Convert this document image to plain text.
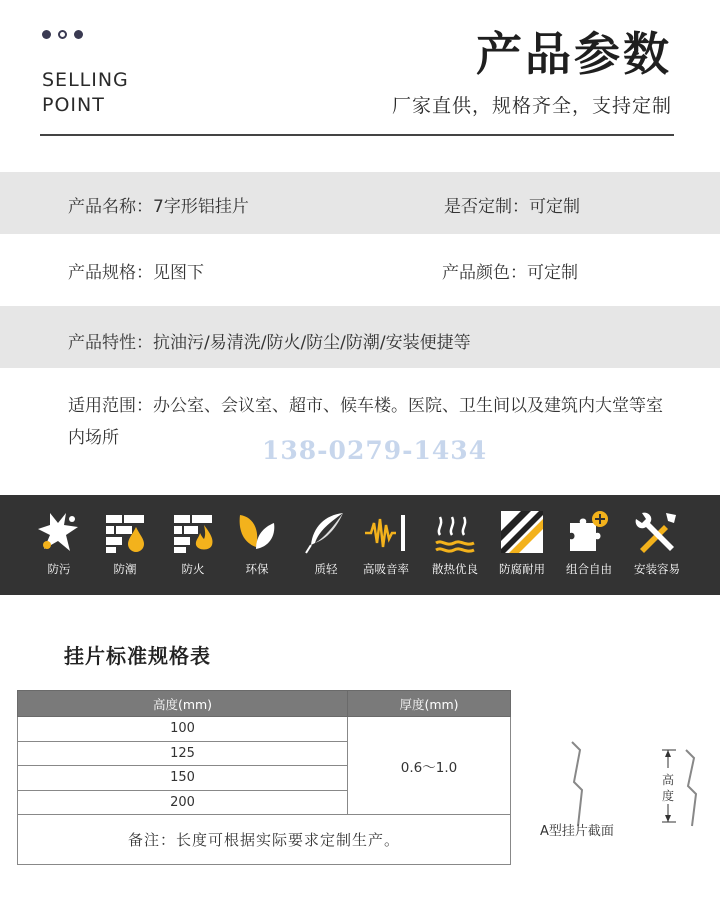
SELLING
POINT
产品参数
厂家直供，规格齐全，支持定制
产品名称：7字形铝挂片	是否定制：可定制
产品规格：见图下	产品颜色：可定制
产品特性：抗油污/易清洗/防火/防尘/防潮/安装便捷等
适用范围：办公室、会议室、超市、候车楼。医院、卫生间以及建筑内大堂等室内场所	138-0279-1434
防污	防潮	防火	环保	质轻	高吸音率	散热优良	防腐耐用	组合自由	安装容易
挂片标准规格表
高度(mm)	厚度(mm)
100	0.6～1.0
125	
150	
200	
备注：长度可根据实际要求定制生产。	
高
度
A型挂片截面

##########

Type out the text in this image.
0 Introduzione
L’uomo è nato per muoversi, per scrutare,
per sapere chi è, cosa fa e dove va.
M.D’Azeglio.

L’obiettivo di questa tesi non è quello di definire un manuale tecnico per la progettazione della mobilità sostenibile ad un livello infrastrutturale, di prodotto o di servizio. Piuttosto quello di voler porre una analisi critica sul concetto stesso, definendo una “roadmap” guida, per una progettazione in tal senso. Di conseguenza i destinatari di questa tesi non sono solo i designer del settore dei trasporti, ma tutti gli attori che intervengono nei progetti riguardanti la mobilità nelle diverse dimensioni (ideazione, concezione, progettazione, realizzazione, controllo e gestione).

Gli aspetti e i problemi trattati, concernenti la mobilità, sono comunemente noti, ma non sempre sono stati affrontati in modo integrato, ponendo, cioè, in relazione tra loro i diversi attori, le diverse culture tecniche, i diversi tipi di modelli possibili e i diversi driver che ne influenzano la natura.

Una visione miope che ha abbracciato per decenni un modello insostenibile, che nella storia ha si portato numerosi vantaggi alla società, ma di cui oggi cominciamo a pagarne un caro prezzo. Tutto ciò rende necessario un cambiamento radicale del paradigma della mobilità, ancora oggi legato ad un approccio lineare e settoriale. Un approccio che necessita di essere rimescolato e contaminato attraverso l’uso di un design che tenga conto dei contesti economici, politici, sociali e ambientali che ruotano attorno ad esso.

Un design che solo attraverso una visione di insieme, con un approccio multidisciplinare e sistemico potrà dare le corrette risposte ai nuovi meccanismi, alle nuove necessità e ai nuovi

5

##########

> **Challenge**
Select, from the listing, all lines that include the word "approccio".

> **Correct result**
Una visione miope che ha abbracciato per decenni un modello insostenibile, che nella storia ha si portato numerosi vantaggi alla società, ma di cui oggi cominciamo a pagarne un caro prezzo. Tutto ciò rende necessario un cambiamento radicale del paradigma della mobilità, ancora oggi legato ad un approccio lineare e settoriale. Un approccio che necessita di essere rimescolato e contaminato attraverso l’uso di un design che tenga conto dei contesti economici, politici, sociali e ambientali che ruotano attorno ad esso.
Un design che solo attraverso una visione di insieme, con un approccio multidisciplinare e sistemico potrà dare le corrette risposte ai nuovi meccanismi, alle nuove necessità e ai nuovi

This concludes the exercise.